[Excerpts from a figure dataset]
·····

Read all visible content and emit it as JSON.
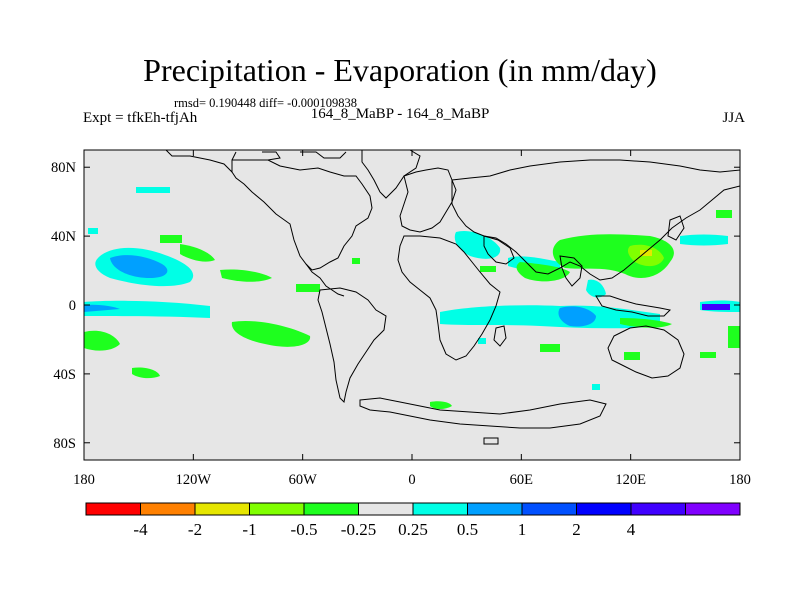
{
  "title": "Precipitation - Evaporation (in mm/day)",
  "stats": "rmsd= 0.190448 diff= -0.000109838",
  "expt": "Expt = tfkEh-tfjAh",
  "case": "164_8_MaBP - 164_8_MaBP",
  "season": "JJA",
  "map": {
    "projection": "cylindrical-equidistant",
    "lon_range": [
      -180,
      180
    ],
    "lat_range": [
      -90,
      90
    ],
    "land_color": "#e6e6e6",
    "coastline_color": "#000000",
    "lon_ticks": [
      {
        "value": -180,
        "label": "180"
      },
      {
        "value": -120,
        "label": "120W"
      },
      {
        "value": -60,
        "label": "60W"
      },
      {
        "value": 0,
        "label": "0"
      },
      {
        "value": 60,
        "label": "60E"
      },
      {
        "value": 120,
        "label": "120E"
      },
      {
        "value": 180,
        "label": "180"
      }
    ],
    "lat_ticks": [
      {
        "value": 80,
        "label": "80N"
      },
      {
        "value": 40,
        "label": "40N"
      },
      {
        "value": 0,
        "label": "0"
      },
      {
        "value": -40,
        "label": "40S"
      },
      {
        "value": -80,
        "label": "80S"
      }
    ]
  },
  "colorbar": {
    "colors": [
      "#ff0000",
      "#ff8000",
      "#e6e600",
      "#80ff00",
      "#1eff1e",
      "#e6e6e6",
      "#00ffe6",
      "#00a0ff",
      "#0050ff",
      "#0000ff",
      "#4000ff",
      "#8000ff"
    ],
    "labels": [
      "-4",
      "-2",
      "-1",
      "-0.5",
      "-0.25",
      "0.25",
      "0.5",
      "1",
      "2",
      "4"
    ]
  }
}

·····

GIVEN EXERCISE:
Output the records above exactly; leave out the pictures.

ANSWER TO THE EXERCISE:
Read all visible content and emit it as JSON.
{
  "title": "Precipitation - Evaporation (in mm/day)",
  "stats": "rmsd= 0.190448 diff= -0.000109838",
  "expt": "Expt = tfkEh-tfjAh",
  "case": "164_8_MaBP - 164_8_MaBP",
  "season": "JJA",
  "map": {
    "projection": "cylindrical-equidistant",
    "lon_range": [
      -180,
      180
    ],
    "lat_range": [
      -90,
      90
    ],
    "land_color": "#e6e6e6",
    "coastline_color": "#000000",
    "lon_ticks": [
      {
        "value": -180,
        "label": "180"
      },
      {
        "value": -120,
        "label": "120W"
      },
      {
        "value": -60,
        "label": "60W"
      },
      {
        "value": 0,
        "label": "0"
      },
      {
        "value": 60,
        "label": "60E"
      },
      {
        "value": 120,
        "label": "120E"
      },
      {
        "value": 180,
        "label": "180"
      }
    ],
    "lat_ticks": [
      {
        "value": 80,
        "label": "80N"
      },
      {
        "value": 40,
        "label": "40N"
      },
      {
        "value": 0,
        "label": "0"
      },
      {
        "value": -40,
        "label": "40S"
      },
      {
        "value": -80,
        "label": "80S"
      }
    ]
  },
  "colorbar": {
    "colors": [
      "#ff0000",
      "#ff8000",
      "#e6e600",
      "#80ff00",
      "#1eff1e",
      "#e6e6e6",
      "#00ffe6",
      "#00a0ff",
      "#0050ff",
      "#0000ff",
      "#4000ff",
      "#8000ff"
    ],
    "labels": [
      "-4",
      "-2",
      "-1",
      "-0.5",
      "-0.25",
      "0.25",
      "0.5",
      "1",
      "2",
      "4"
    ]
  }
}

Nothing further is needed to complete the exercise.